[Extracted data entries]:
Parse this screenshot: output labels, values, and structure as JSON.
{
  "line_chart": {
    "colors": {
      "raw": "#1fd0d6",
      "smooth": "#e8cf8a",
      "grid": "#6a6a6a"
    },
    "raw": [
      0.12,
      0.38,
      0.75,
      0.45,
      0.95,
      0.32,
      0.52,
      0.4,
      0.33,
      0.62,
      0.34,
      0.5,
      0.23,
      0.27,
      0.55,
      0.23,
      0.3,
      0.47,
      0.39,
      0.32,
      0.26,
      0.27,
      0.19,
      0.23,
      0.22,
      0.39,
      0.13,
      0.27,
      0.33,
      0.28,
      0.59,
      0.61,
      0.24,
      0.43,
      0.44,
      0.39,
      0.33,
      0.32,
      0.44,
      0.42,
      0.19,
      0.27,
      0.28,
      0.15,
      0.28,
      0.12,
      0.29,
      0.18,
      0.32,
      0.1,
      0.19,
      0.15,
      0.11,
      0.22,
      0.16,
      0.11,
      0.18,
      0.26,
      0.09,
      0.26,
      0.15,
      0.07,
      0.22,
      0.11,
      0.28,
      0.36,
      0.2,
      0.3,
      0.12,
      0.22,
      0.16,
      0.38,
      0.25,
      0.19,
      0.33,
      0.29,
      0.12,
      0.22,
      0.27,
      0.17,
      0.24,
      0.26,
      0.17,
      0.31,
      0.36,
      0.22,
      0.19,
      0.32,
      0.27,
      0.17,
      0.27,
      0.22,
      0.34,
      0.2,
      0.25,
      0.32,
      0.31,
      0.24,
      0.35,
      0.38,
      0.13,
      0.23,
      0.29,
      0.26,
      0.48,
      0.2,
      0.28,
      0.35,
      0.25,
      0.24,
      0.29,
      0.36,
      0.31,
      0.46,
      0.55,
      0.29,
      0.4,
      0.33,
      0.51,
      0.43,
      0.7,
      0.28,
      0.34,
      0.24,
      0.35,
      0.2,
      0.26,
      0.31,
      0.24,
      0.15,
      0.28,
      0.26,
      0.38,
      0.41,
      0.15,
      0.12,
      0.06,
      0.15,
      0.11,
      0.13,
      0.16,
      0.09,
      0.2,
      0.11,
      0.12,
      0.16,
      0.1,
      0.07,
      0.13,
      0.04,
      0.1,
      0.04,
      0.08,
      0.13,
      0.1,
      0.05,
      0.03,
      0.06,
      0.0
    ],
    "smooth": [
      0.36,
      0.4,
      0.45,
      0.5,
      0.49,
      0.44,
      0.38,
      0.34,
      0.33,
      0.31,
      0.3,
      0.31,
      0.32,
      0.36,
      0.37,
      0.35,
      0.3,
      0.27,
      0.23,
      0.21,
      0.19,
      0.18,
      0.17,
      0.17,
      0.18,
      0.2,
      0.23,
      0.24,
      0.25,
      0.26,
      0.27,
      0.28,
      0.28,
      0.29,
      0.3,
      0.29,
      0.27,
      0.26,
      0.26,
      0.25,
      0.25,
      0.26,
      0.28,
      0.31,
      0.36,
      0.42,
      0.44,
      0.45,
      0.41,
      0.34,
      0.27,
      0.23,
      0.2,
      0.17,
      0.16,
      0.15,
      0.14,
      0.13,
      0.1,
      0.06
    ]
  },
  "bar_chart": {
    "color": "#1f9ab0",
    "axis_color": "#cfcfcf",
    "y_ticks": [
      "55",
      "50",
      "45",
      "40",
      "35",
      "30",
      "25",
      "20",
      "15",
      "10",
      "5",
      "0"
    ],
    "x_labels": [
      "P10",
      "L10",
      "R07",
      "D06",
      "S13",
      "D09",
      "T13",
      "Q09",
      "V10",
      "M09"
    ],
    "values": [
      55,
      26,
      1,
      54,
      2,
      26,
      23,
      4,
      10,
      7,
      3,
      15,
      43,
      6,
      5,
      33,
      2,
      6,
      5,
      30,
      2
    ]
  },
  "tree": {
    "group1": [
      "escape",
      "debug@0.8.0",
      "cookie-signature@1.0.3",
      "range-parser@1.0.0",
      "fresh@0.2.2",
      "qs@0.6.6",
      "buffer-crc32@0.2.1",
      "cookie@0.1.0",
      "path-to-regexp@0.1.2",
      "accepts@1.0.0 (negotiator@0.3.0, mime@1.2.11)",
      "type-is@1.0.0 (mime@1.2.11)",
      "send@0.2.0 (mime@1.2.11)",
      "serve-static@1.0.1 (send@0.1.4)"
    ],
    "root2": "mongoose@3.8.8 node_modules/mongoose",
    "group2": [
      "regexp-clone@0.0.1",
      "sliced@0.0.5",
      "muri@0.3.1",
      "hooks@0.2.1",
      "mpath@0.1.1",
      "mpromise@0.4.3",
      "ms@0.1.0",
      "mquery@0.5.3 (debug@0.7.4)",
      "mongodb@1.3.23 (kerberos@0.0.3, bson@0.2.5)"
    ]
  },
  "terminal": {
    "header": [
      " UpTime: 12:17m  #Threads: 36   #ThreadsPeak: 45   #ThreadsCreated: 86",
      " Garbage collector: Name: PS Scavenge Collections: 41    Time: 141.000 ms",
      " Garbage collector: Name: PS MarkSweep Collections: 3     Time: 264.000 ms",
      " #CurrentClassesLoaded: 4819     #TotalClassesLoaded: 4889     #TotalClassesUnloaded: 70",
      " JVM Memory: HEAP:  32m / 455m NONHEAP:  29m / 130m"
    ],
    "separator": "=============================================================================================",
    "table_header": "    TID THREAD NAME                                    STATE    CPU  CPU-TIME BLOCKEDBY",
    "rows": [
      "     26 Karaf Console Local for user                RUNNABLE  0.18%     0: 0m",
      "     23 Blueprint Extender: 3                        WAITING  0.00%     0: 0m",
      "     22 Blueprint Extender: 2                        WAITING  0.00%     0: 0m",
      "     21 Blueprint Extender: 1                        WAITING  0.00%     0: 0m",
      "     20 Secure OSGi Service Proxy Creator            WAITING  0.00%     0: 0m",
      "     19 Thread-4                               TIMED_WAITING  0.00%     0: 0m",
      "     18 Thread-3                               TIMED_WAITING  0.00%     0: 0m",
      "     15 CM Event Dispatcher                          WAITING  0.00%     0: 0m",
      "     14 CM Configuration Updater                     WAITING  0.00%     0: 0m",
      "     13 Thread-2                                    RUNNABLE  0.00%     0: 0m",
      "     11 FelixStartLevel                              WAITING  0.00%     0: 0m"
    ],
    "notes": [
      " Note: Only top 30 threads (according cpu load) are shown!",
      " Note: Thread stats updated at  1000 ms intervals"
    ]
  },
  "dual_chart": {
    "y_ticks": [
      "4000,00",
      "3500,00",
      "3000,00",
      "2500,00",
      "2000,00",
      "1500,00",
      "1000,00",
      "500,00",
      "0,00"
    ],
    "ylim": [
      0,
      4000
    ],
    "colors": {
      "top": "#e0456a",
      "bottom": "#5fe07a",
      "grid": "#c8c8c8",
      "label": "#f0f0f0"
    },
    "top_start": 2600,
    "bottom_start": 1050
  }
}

[WHAT TO WORK ON]:
Print out the whole listing exactly as it appears.

[SOLVED PROBLEM]:
Parse this screenshot: output labels, values, and structure as JSON.
{
  "line_chart": {
    "colors": {
      "raw": "#1fd0d6",
      "smooth": "#e8cf8a",
      "grid": "#6a6a6a"
    },
    "raw": [
      0.12,
      0.38,
      0.75,
      0.45,
      0.95,
      0.32,
      0.52,
      0.4,
      0.33,
      0.62,
      0.34,
      0.5,
      0.23,
      0.27,
      0.55,
      0.23,
      0.3,
      0.47,
      0.39,
      0.32,
      0.26,
      0.27,
      0.19,
      0.23,
      0.22,
      0.39,
      0.13,
      0.27,
      0.33,
      0.28,
      0.59,
      0.61,
      0.24,
      0.43,
      0.44,
      0.39,
      0.33,
      0.32,
      0.44,
      0.42,
      0.19,
      0.27,
      0.28,
      0.15,
      0.28,
      0.12,
      0.29,
      0.18,
      0.32,
      0.1,
      0.19,
      0.15,
      0.11,
      0.22,
      0.16,
      0.11,
      0.18,
      0.26,
      0.09,
      0.26,
      0.15,
      0.07,
      0.22,
      0.11,
      0.28,
      0.36,
      0.2,
      0.3,
      0.12,
      0.22,
      0.16,
      0.38,
      0.25,
      0.19,
      0.33,
      0.29,
      0.12,
      0.22,
      0.27,
      0.17,
      0.24,
      0.26,
      0.17,
      0.31,
      0.36,
      0.22,
      0.19,
      0.32,
      0.27,
      0.17,
      0.27,
      0.22,
      0.34,
      0.2,
      0.25,
      0.32,
      0.31,
      0.24,
      0.35,
      0.38,
      0.13,
      0.23,
      0.29,
      0.26,
      0.48,
      0.2,
      0.28,
      0.35,
      0.25,
      0.24,
      0.29,
      0.36,
      0.31,
      0.46,
      0.55,
      0.29,
      0.4,
      0.33,
      0.51,
      0.43,
      0.7,
      0.28,
      0.34,
      0.24,
      0.35,
      0.2,
      0.26,
      0.31,
      0.24,
      0.15,
      0.28,
      0.26,
      0.38,
      0.41,
      0.15,
      0.12,
      0.06,
      0.15,
      0.11,
      0.13,
      0.16,
      0.09,
      0.2,
      0.11,
      0.12,
      0.16,
      0.1,
      0.07,
      0.13,
      0.04,
      0.1,
      0.04,
      0.08,
      0.13,
      0.1,
      0.05,
      0.03,
      0.06,
      0.0
    ],
    "smooth": [
      0.36,
      0.4,
      0.45,
      0.5,
      0.49,
      0.44,
      0.38,
      0.34,
      0.33,
      0.31,
      0.3,
      0.31,
      0.32,
      0.36,
      0.37,
      0.35,
      0.3,
      0.27,
      0.23,
      0.21,
      0.19,
      0.18,
      0.17,
      0.17,
      0.18,
      0.2,
      0.23,
      0.24,
      0.25,
      0.26,
      0.27,
      0.28,
      0.28,
      0.29,
      0.3,
      0.29,
      0.27,
      0.26,
      0.26,
      0.25,
      0.25,
      0.26,
      0.28,
      0.31,
      0.36,
      0.42,
      0.44,
      0.45,
      0.41,
      0.34,
      0.27,
      0.23,
      0.2,
      0.17,
      0.16,
      0.15,
      0.14,
      0.13,
      0.1,
      0.06
    ]
  },
  "bar_chart": {
    "color": "#1f9ab0",
    "axis_color": "#cfcfcf",
    "y_ticks": [
      "55",
      "50",
      "45",
      "40",
      "35",
      "30",
      "25",
      "20",
      "15",
      "10",
      "5",
      "0"
    ],
    "x_labels": [
      "P10",
      "L10",
      "R07",
      "D06",
      "S13",
      "D09",
      "T13",
      "Q09",
      "V10",
      "M09"
    ],
    "values": [
      55,
      26,
      1,
      54,
      2,
      26,
      23,
      4,
      10,
      7,
      3,
      15,
      43,
      6,
      5,
      33,
      2,
      6,
      5,
      30,
      2
    ]
  },
  "tree": {
    "group1": [
      "escape",
      "debug@0.8.0",
      "cookie-signature@1.0.3",
      "range-parser@1.0.0",
      "fresh@0.2.2",
      "qs@0.6.6",
      "buffer-crc32@0.2.1",
      "cookie@0.1.0",
      "path-to-regexp@0.1.2",
      "accepts@1.0.0 (negotiator@0.3.0, mime@1.2.11)",
      "type-is@1.0.0 (mime@1.2.11)",
      "send@0.2.0 (mime@1.2.11)",
      "serve-static@1.0.1 (send@0.1.4)"
    ],
    "root2": "mongoose@3.8.8 node_modules/mongoose",
    "group2": [
      "regexp-clone@0.0.1",
      "sliced@0.0.5",
      "muri@0.3.1",
      "hooks@0.2.1",
      "mpath@0.1.1",
      "mpromise@0.4.3",
      "ms@0.1.0",
      "mquery@0.5.3 (debug@0.7.4)",
      "mongodb@1.3.23 (kerberos@0.0.3, bson@0.2.5)"
    ]
  },
  "terminal": {
    "header": [
      " UpTime: 12:17m  #Threads: 36   #ThreadsPeak: 45   #ThreadsCreated: 86",
      " Garbage collector: Name: PS Scavenge Collections: 41    Time: 141.000 ms",
      " Garbage collector: Name: PS MarkSweep Collections: 3     Time: 264.000 ms",
      " #CurrentClassesLoaded: 4819     #TotalClassesLoaded: 4889     #TotalClassesUnloaded: 70",
      " JVM Memory: HEAP:  32m / 455m NONHEAP:  29m / 130m"
    ],
    "separator": "=============================================================================================",
    "table_header": "    TID THREAD NAME                                    STATE    CPU  CPU-TIME BLOCKEDBY",
    "rows": [
      "     26 Karaf Console Local for user                RUNNABLE  0.18%     0: 0m",
      "     23 Blueprint Extender: 3                        WAITING  0.00%     0: 0m",
      "     22 Blueprint Extender: 2                        WAITING  0.00%     0: 0m",
      "     21 Blueprint Extender: 1                        WAITING  0.00%     0: 0m",
      "     20 Secure OSGi Service Proxy Creator            WAITING  0.00%     0: 0m",
      "     19 Thread-4                               TIMED_WAITING  0.00%     0: 0m",
      "     18 Thread-3                               TIMED_WAITING  0.00%     0: 0m",
      "     15 CM Event Dispatcher                          WAITING  0.00%     0: 0m",
      "     14 CM Configuration Updater                     WAITING  0.00%     0: 0m",
      "     13 Thread-2                                    RUNNABLE  0.00%     0: 0m",
      "     11 FelixStartLevel                              WAITING  0.00%     0: 0m"
    ],
    "notes": [
      " Note: Only top 30 threads (according cpu load) are shown!",
      " Note: Thread stats updated at  1000 ms intervals"
    ]
  },
  "dual_chart": {
    "y_ticks": [
      "4000,00",
      "3500,00",
      "3000,00",
      "2500,00",
      "2000,00",
      "1500,00",
      "1000,00",
      "500,00",
      "0,00"
    ],
    "ylim": [
      0,
      4000
    ],
    "colors": {
      "top": "#e0456a",
      "bottom": "#5fe07a",
      "grid": "#c8c8c8",
      "label": "#f0f0f0"
    },
    "top_start": 2600,
    "bottom_start": 1050
  }
}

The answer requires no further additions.